## begin PASSAGE GIVEN

But what is Central Europe? This is an area of small nations lying – as we said – between Germany and Russia. Kundera puts a very strong emphasis on the word “small”, although not about the size of the population, but about the fact that none of them had a chance in a simultaneous confrontation with Germany and Russia. Recently, this fate met Poland in 1939 due to the Molotov-Ribbentrop Pact. “The small nation is one whose very existence may be put in question at any moment; a small nation can disappear and it knows it. A French, a Russian, or an English man is not used to asking questions about the very survival of his nation. His anthems speak only of grandeur and eternity. The Polish anthem, however, starts with the verse: ‘Poland has not yet perished…’”,[43] even if Poles form quite an important nation in the demographical or geographical sense. Central Europe, therefore, is a community of small nations which are not yet dead, but which live under a constant threat. They are distrustful of history. Hegel’s or Marx’s history is Reason incorporated. It is a history seen with the eyes of victors. The nations of Central Europe, and Poland for the last 200 years, are a reverse side of this history, they are its victims. Sandwiched between two powers, they know they must survive. It is worth recalling that in 2018 most Central European countries celebrated a century of gaining or regaining independence, and for that hundred years, there were 50 years of German or Soviet occupation.

Small nations must somehow cope with history and violence. There may be different ways and means adopted. Constant conspiracy, uprisings, evasion of unjust law, underground circulation of culture, inward emigration, escape into irony or feigned idiocy, the way the good soldier Schweik adopted. In a nutshell, everything that allows one to cherish some hope even though one has been betrayed and sold in captivity. Everything that allows one to enjoy freedom under external servitude.

## end PASSAGE GIVEN
## begin DATA EXTRACT

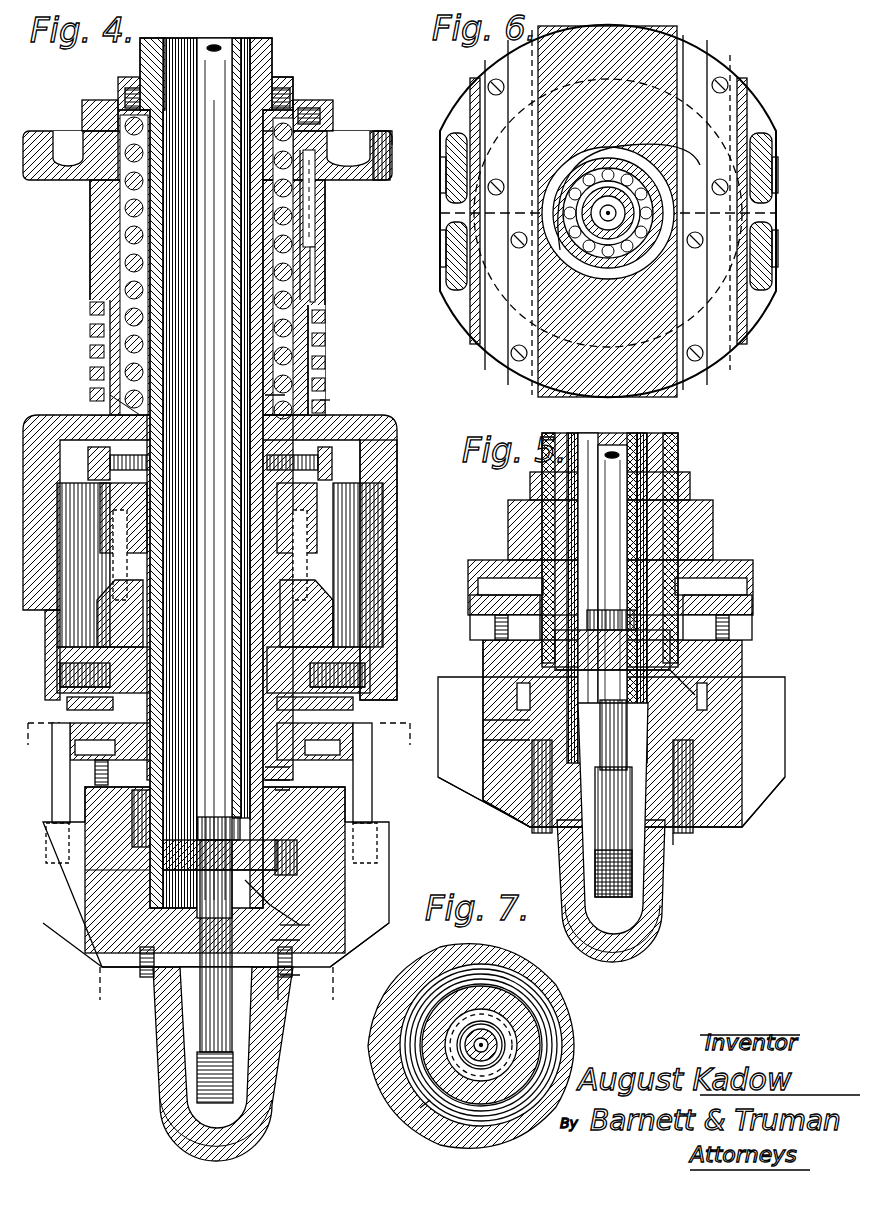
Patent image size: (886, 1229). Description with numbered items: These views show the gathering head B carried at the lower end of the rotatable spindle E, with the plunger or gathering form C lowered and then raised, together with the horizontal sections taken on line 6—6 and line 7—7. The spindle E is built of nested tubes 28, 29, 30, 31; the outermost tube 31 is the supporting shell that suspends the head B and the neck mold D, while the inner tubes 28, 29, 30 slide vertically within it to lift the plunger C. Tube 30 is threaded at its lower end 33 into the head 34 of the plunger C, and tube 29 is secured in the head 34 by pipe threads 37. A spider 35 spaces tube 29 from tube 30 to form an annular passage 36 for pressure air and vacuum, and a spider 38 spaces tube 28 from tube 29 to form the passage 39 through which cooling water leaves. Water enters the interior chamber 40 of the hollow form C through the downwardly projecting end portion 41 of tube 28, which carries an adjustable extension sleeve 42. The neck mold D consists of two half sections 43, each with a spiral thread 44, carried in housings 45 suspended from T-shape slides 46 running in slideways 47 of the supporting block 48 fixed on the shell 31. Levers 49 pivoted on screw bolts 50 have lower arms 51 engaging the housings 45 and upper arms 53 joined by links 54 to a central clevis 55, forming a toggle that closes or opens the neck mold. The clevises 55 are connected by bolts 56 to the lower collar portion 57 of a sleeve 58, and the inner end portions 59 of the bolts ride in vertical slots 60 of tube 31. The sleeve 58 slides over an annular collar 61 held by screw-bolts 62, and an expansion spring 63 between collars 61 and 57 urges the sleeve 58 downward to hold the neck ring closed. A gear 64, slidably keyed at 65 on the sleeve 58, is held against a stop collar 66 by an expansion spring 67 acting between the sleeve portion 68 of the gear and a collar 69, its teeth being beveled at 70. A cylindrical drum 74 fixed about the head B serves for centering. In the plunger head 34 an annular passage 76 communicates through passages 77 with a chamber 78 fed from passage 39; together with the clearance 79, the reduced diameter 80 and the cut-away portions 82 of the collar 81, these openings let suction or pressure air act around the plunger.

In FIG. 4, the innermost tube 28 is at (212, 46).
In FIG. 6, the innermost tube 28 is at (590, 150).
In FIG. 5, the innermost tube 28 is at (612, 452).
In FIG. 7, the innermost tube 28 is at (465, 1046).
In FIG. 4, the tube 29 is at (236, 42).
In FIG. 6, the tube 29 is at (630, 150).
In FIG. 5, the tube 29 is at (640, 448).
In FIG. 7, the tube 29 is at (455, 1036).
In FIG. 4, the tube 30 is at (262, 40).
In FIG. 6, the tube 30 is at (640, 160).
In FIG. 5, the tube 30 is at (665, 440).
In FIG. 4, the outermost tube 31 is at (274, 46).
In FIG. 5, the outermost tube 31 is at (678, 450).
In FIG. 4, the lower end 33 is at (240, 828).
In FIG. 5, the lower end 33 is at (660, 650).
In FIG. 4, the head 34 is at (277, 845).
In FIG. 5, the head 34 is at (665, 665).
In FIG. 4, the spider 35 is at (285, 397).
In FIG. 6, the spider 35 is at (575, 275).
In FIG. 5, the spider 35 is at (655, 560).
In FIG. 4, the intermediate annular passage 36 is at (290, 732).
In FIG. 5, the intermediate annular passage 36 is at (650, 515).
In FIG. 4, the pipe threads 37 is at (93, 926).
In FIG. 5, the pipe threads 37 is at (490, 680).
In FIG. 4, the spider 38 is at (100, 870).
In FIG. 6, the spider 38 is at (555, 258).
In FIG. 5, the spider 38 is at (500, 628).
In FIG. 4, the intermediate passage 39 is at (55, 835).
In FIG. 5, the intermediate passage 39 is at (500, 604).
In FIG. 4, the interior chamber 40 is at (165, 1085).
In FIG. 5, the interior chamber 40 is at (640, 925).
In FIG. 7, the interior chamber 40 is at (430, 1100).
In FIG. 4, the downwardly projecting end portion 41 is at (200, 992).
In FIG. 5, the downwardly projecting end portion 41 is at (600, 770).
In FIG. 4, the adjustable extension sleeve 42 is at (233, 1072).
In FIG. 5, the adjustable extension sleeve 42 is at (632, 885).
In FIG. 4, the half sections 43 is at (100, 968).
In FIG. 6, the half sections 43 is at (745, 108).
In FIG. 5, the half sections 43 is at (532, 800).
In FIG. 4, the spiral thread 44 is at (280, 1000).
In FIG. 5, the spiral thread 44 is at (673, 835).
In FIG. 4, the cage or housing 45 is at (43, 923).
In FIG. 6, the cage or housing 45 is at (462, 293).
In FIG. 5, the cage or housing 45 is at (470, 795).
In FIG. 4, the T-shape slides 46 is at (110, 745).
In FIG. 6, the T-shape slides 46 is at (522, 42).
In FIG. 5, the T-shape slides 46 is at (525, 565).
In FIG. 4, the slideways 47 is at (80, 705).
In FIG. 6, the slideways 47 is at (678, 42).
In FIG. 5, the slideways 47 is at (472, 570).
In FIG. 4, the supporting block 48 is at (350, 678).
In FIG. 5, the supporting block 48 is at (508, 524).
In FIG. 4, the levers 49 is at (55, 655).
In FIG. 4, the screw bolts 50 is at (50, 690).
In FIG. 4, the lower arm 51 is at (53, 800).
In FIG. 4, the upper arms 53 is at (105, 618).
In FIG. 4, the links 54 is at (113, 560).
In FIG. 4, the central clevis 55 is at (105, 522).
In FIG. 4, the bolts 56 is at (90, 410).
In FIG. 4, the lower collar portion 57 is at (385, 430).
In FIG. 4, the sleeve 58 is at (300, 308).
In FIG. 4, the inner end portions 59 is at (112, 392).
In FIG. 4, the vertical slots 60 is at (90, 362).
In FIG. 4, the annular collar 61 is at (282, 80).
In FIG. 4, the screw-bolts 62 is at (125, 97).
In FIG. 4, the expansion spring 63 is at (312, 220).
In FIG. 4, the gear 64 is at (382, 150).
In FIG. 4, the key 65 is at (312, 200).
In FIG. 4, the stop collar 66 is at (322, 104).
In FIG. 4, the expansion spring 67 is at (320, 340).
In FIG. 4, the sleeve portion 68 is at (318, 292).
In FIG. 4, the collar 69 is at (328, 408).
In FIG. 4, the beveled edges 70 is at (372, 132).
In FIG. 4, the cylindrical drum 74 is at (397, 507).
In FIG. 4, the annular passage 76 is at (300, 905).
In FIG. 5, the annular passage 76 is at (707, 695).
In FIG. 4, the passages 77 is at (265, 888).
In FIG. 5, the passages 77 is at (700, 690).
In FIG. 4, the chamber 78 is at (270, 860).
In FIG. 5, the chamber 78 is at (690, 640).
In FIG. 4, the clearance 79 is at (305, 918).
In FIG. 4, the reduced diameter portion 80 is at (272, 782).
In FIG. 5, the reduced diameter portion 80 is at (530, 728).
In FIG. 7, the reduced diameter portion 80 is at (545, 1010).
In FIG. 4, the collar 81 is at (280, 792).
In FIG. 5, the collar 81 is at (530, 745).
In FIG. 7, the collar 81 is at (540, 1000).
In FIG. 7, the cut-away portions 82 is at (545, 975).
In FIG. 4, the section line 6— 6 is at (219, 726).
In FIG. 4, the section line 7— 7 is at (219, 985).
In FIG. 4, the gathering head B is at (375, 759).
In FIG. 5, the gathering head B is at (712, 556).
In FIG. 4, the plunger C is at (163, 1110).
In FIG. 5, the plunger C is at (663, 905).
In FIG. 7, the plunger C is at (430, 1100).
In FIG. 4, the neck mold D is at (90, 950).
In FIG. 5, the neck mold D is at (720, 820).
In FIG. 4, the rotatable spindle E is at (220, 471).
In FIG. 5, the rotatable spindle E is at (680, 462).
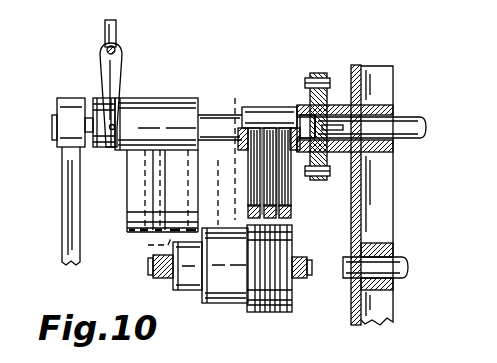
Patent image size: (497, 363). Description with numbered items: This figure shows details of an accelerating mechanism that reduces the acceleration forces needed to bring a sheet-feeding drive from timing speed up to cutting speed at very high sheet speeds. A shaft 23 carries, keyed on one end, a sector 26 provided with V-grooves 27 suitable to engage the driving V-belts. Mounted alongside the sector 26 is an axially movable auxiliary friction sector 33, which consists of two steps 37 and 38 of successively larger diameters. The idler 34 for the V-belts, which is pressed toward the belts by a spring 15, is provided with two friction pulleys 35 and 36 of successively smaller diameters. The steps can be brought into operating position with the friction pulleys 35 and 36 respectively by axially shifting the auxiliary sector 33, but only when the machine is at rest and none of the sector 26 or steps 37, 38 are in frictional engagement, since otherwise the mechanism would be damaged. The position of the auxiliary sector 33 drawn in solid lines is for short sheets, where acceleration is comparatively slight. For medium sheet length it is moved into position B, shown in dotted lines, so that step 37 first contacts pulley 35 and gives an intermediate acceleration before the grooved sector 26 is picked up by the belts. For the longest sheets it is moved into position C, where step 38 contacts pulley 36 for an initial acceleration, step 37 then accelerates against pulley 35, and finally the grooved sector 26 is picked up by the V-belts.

## end DATA EXTRACT
## begin DATA EXTRACT

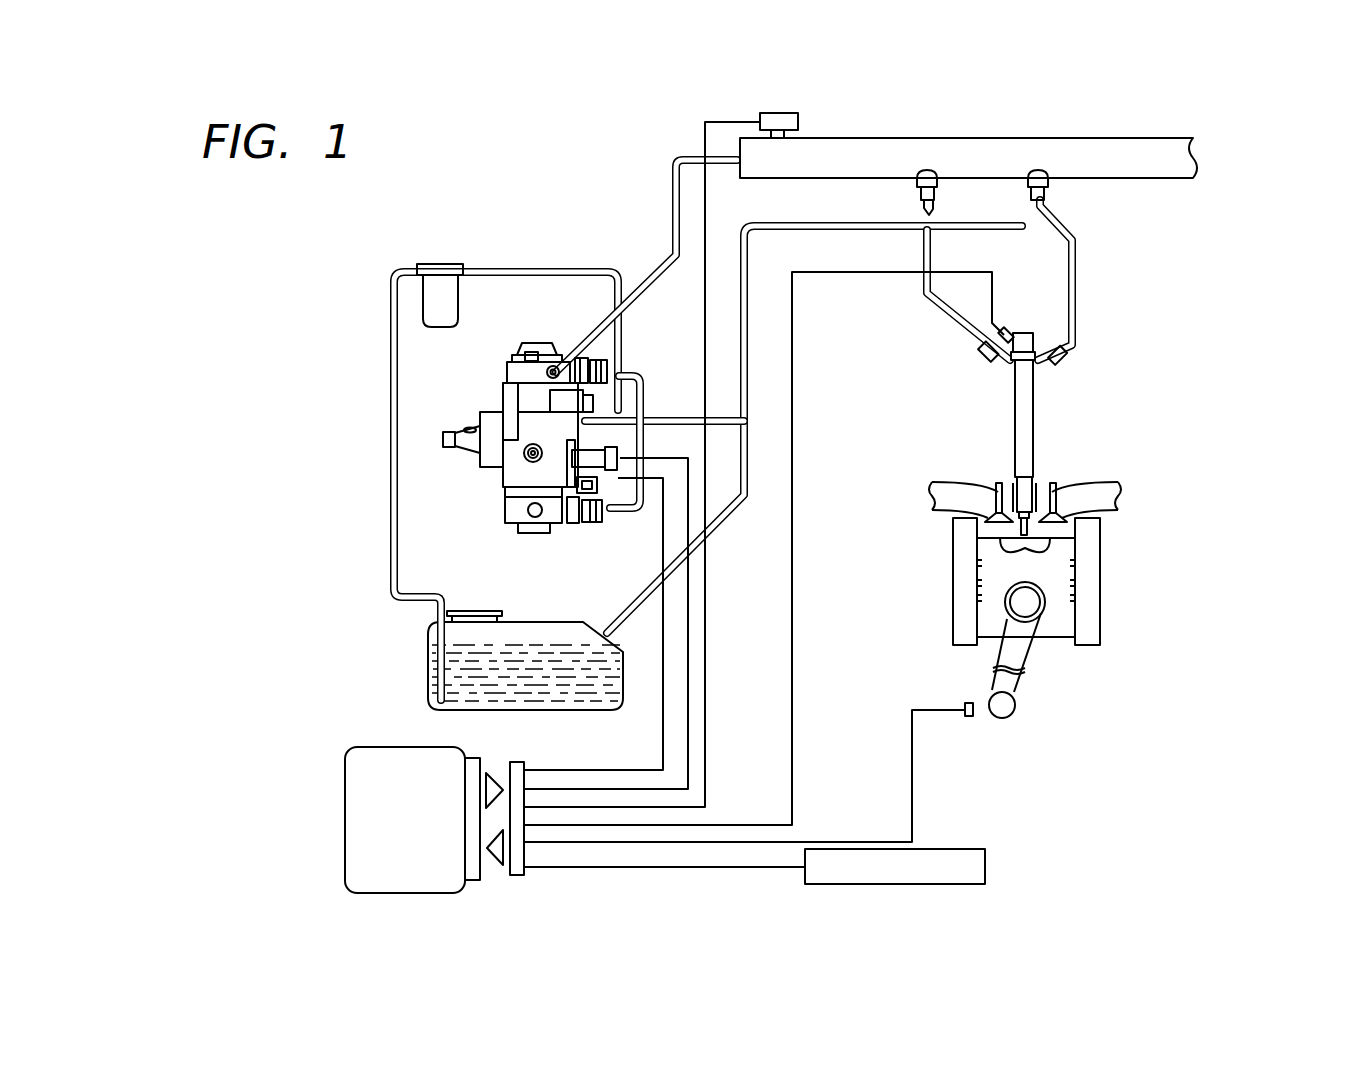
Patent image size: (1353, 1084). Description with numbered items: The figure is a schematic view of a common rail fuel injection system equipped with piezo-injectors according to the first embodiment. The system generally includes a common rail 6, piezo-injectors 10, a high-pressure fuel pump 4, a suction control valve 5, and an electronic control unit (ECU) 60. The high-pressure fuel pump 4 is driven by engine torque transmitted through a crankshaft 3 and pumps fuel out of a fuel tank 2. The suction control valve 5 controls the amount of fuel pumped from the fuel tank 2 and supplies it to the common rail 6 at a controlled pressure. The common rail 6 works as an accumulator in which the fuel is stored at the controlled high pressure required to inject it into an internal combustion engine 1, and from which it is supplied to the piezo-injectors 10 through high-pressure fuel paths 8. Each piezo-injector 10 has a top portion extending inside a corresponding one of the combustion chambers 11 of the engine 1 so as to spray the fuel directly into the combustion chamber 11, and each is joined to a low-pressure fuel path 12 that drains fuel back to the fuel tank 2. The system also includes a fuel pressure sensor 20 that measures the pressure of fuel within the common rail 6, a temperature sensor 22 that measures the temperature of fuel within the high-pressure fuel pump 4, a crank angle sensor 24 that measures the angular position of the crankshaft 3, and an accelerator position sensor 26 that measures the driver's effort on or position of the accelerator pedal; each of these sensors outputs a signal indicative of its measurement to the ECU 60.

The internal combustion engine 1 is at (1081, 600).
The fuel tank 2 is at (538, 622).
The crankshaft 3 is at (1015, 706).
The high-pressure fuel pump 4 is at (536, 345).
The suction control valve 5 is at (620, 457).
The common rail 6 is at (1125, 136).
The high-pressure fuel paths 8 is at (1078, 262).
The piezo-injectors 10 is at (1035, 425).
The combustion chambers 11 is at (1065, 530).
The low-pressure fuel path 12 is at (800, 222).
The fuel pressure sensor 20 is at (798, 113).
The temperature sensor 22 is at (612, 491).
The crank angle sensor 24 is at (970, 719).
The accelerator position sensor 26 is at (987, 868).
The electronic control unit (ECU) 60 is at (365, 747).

## end DATA EXTRACT

● **TASKS TO PERFORM**
**1)** According to the passage on Central Europe, how many years of German or Soviet occupation fell within the hundred years of independence celebrated in 2018?
**2)** Condense the paragraph of the Central Europe passage that begins "Small nations must somehow cope" into a short list that keeps its main facts.
**3)** Print the stretch of the Central Europe passage from "Small nations must" through "under external servitude.", unchanged.

● **RESPONSES IN ORDER**
**1)** There were 50 years of German or Soviet occupation.

**2)**
- Small nations have to cope with history and violence, and they use different ways to do it.
- These ways include constant conspiracy, uprisings and evading unjust law.
- They also include underground circulation of culture and inward emigration.
- Another way is escape into irony or feigned idiocy, as the good soldier Schweik did.
- All of these let people keep some hope after betrayal and captivity, and enjoy freedom under external servitude.

**3)**
Small nations must somehow cope with history and violence. There may be different ways and means adopted. Constant conspiracy, uprisings, evasion of unjust law, underground circulation of culture, inward emigration, escape into irony or feigned idiocy, the way the good soldier Schweik adopted. In a nutshell, everything that allows one to cherish some hope even though one has been betrayed and sold in captivity. Everything that allows one to enjoy freedom under external servitude.